Below is a listing to write out in full, exactly as given, without its pictures.

§ **Recorded data**:
============

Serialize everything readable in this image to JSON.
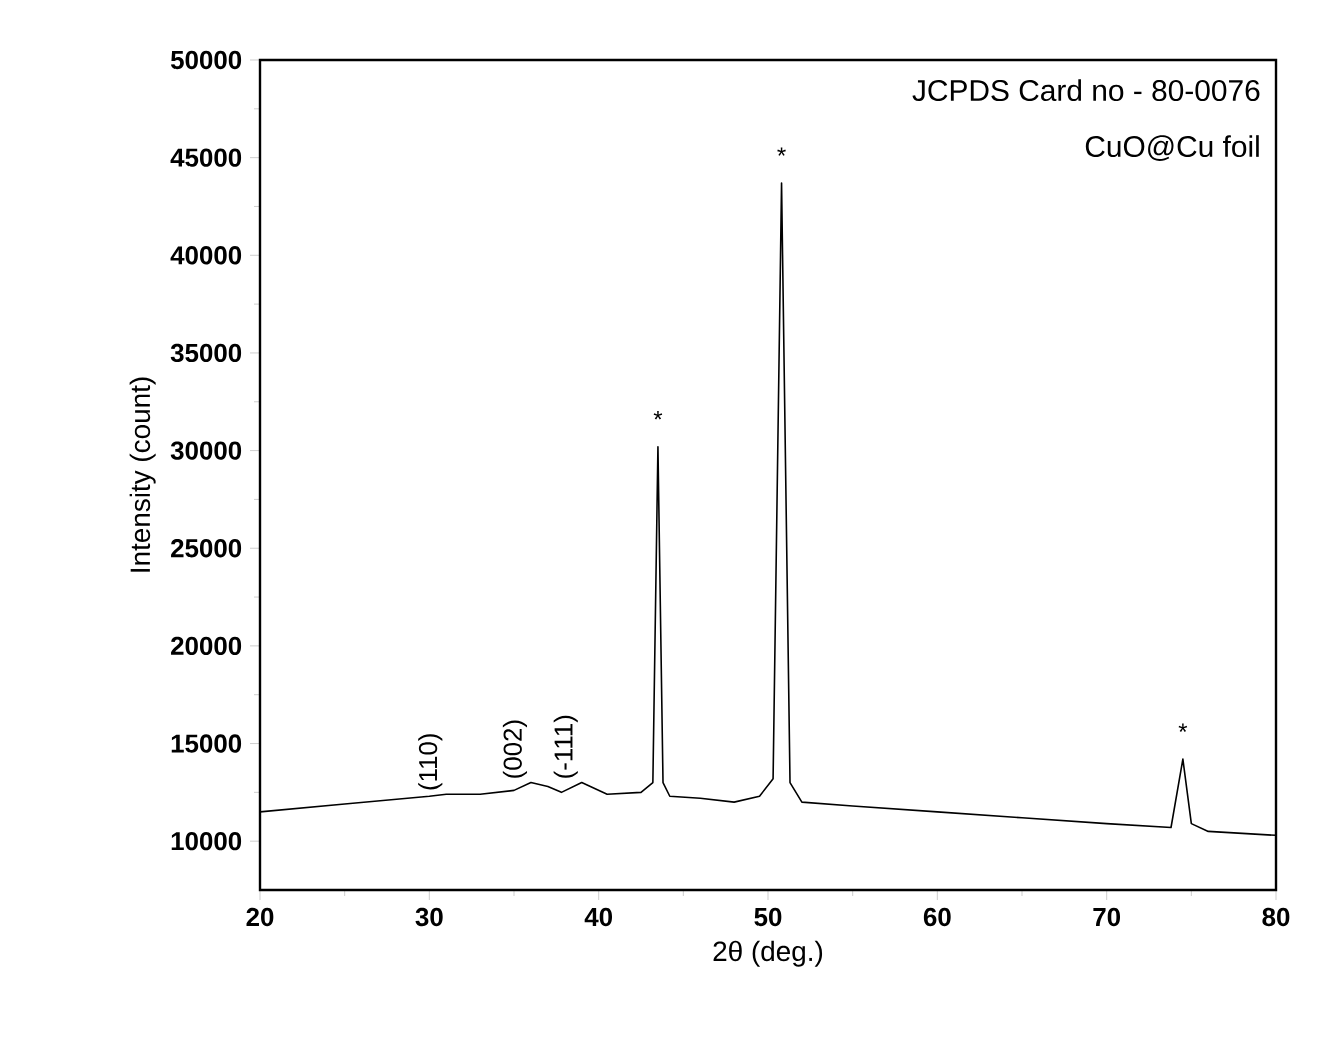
{
  "chart_data": {
    "type": "line",
    "xlabel": "2θ (deg.)",
    "ylabel": "Intensity (count)",
    "x": [
      20,
      25,
      30,
      31,
      33,
      35,
      36,
      37,
      37.8,
      39,
      40.5,
      42.5,
      43.2,
      43.5,
      43.8,
      44.2,
      46,
      48,
      49.5,
      50.3,
      50.8,
      51.3,
      52,
      55,
      60,
      65,
      70,
      73.8,
      74.5,
      75,
      76,
      80
    ],
    "series": [
      {
        "color": "#000000",
        "values": [
          11500,
          11900,
          12300,
          12400,
          12400,
          12600,
          13000,
          12800,
          12500,
          13000,
          12400,
          12500,
          13000,
          30200,
          13000,
          12300,
          12200,
          12000,
          12300,
          13200,
          43700,
          13000,
          12000,
          11800,
          11500,
          11200,
          10900,
          10700,
          14200,
          10900,
          10500,
          10300
        ]
      }
    ],
    "xlim": [
      20,
      80
    ],
    "ylim": [
      7500,
      50000
    ],
    "xticks": [
      20,
      30,
      40,
      50,
      60,
      70,
      80
    ],
    "yticks": [
      10000,
      15000,
      20000,
      25000,
      30000,
      35000,
      40000,
      45000,
      50000
    ],
    "grid": false,
    "marker": "none",
    "line_style": "solid",
    "annotations": [
      "JCPDS Card no - 80-0076",
      "CuO@Cu foil",
      {
        "text": "(110)",
        "x": 31,
        "y": 12400
      },
      {
        "text": "(002)",
        "x": 36,
        "y": 13000
      },
      {
        "text": "(-111)",
        "x": 39,
        "y": 13000
      },
      {
        "text": "*",
        "x": 43.5,
        "y": 30200
      },
      {
        "text": "*",
        "x": 50.8,
        "y": 43700
      },
      {
        "text": "*",
        "x": 74.5,
        "y": 14200
      }
    ]
  }
}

============

§ **Written solution**:
Serialize everything readable in this image to JSON.
{
  "chart_data": {
    "type": "line",
    "xlabel": "2θ (deg.)",
    "ylabel": "Intensity (count)",
    "x": [
      20,
      25,
      30,
      31,
      33,
      35,
      36,
      37,
      37.8,
      39,
      40.5,
      42.5,
      43.2,
      43.5,
      43.8,
      44.2,
      46,
      48,
      49.5,
      50.3,
      50.8,
      51.3,
      52,
      55,
      60,
      65,
      70,
      73.8,
      74.5,
      75,
      76,
      80
    ],
    "series": [
      {
        "color": "#000000",
        "values": [
          11500,
          11900,
          12300,
          12400,
          12400,
          12600,
          13000,
          12800,
          12500,
          13000,
          12400,
          12500,
          13000,
          30200,
          13000,
          12300,
          12200,
          12000,
          12300,
          13200,
          43700,
          13000,
          12000,
          11800,
          11500,
          11200,
          10900,
          10700,
          14200,
          10900,
          10500,
          10300
        ]
      }
    ],
    "xlim": [
      20,
      80
    ],
    "ylim": [
      7500,
      50000
    ],
    "xticks": [
      20,
      30,
      40,
      50,
      60,
      70,
      80
    ],
    "yticks": [
      10000,
      15000,
      20000,
      25000,
      30000,
      35000,
      40000,
      45000,
      50000
    ],
    "grid": false,
    "marker": "none",
    "line_style": "solid",
    "annotations": [
      "JCPDS Card no - 80-0076",
      "CuO@Cu foil",
      {
        "text": "(110)",
        "x": 31,
        "y": 12400
      },
      {
        "text": "(002)",
        "x": 36,
        "y": 13000
      },
      {
        "text": "(-111)",
        "x": 39,
        "y": 13000
      },
      {
        "text": "*",
        "x": 43.5,
        "y": 30200
      },
      {
        "text": "*",
        "x": 50.8,
        "y": 43700
      },
      {
        "text": "*",
        "x": 74.5,
        "y": 14200
      }
    ]
  }
}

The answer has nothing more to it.